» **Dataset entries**
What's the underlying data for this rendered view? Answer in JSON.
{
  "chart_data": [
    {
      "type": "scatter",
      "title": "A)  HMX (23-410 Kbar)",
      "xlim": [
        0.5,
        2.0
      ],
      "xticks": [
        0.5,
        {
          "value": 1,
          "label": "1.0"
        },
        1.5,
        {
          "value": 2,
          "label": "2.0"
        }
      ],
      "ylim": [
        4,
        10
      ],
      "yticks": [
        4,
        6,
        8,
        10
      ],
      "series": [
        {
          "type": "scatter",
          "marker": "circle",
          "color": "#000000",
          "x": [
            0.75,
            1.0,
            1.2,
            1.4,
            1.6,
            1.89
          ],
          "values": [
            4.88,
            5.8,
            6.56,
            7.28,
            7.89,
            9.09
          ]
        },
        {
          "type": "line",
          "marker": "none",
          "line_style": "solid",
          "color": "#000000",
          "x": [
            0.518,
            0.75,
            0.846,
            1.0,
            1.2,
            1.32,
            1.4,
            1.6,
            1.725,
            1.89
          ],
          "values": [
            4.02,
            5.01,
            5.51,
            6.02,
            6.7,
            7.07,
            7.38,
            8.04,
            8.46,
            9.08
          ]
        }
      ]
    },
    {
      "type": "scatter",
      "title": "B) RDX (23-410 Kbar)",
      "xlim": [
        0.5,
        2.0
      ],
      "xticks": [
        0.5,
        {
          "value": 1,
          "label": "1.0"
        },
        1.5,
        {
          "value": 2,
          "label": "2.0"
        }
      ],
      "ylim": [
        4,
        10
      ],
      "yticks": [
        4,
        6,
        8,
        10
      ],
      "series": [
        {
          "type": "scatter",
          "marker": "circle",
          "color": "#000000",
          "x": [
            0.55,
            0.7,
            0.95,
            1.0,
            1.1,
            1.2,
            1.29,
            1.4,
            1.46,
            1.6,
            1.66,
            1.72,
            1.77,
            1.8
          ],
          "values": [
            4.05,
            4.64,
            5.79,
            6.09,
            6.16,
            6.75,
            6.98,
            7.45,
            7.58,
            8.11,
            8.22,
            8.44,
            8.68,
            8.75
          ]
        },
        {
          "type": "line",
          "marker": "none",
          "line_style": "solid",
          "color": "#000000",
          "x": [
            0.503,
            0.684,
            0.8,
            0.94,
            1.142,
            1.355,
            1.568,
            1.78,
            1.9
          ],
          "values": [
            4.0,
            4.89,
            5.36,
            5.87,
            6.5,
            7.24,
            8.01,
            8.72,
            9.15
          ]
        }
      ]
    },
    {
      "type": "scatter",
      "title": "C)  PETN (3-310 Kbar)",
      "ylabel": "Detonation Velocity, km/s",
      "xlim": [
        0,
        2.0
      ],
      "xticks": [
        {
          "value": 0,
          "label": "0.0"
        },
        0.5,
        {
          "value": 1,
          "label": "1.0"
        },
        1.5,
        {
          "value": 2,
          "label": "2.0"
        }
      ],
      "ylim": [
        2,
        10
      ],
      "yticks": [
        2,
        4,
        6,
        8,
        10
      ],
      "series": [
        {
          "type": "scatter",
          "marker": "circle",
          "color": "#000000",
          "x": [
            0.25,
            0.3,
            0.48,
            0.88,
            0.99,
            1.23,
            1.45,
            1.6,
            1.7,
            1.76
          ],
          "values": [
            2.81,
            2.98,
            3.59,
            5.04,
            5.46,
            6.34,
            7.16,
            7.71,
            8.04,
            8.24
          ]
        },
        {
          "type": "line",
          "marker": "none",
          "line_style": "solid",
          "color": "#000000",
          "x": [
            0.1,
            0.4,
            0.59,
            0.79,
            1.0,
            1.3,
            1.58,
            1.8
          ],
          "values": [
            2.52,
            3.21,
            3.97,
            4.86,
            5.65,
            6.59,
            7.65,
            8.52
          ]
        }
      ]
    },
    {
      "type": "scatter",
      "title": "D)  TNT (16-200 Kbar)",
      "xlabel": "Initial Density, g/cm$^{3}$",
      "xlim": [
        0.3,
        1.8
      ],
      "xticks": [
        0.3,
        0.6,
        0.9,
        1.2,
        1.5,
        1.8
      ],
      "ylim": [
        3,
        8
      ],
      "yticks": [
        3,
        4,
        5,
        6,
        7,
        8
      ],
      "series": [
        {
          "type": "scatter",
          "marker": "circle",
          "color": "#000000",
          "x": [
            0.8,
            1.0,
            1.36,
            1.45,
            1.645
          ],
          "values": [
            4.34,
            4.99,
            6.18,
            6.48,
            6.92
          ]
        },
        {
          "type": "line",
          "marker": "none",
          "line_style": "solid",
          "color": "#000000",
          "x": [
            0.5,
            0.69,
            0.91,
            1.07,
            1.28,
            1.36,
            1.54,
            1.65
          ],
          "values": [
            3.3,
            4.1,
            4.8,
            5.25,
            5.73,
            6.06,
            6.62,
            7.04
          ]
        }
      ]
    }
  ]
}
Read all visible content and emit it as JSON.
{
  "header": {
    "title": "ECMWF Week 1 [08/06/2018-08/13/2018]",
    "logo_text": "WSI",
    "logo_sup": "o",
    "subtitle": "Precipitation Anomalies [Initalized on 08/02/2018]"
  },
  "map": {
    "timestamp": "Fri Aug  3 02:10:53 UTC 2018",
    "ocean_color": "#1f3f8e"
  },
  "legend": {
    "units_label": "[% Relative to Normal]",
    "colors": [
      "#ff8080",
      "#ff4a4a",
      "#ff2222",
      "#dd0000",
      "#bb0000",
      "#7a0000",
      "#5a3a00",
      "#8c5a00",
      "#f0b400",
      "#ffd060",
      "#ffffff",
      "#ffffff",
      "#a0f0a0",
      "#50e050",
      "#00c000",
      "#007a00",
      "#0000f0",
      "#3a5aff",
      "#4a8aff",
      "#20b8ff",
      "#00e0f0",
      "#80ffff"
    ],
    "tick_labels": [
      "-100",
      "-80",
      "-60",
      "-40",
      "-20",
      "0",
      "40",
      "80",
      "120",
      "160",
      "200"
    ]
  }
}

» **Problem description**
Could you give again exactly the lines from the line containing "Read all visible content and emit it as JSON." through the final line of the data above, and no others?

» **Task result**
Read all visible content and emit it as JSON.
{
  "header": {
    "title": "ECMWF Week 1 [08/06/2018-08/13/2018]",
    "logo_text": "WSI",
    "logo_sup": "o",
    "subtitle": "Precipitation Anomalies [Initalized on 08/02/2018]"
  },
  "map": {
    "timestamp": "Fri Aug  3 02:10:53 UTC 2018",
    "ocean_color": "#1f3f8e"
  },
  "legend": {
    "units_label": "[% Relative to Normal]",
    "colors": [
      "#ff8080",
      "#ff4a4a",
      "#ff2222",
      "#dd0000",
      "#bb0000",
      "#7a0000",
      "#5a3a00",
      "#8c5a00",
      "#f0b400",
      "#ffd060",
      "#ffffff",
      "#ffffff",
      "#a0f0a0",
      "#50e050",
      "#00c000",
      "#007a00",
      "#0000f0",
      "#3a5aff",
      "#4a8aff",
      "#20b8ff",
      "#00e0f0",
      "#80ffff"
    ],
    "tick_labels": [
      "-100",
      "-80",
      "-60",
      "-40",
      "-20",
      "0",
      "40",
      "80",
      "120",
      "160",
      "200"
    ]
  }
}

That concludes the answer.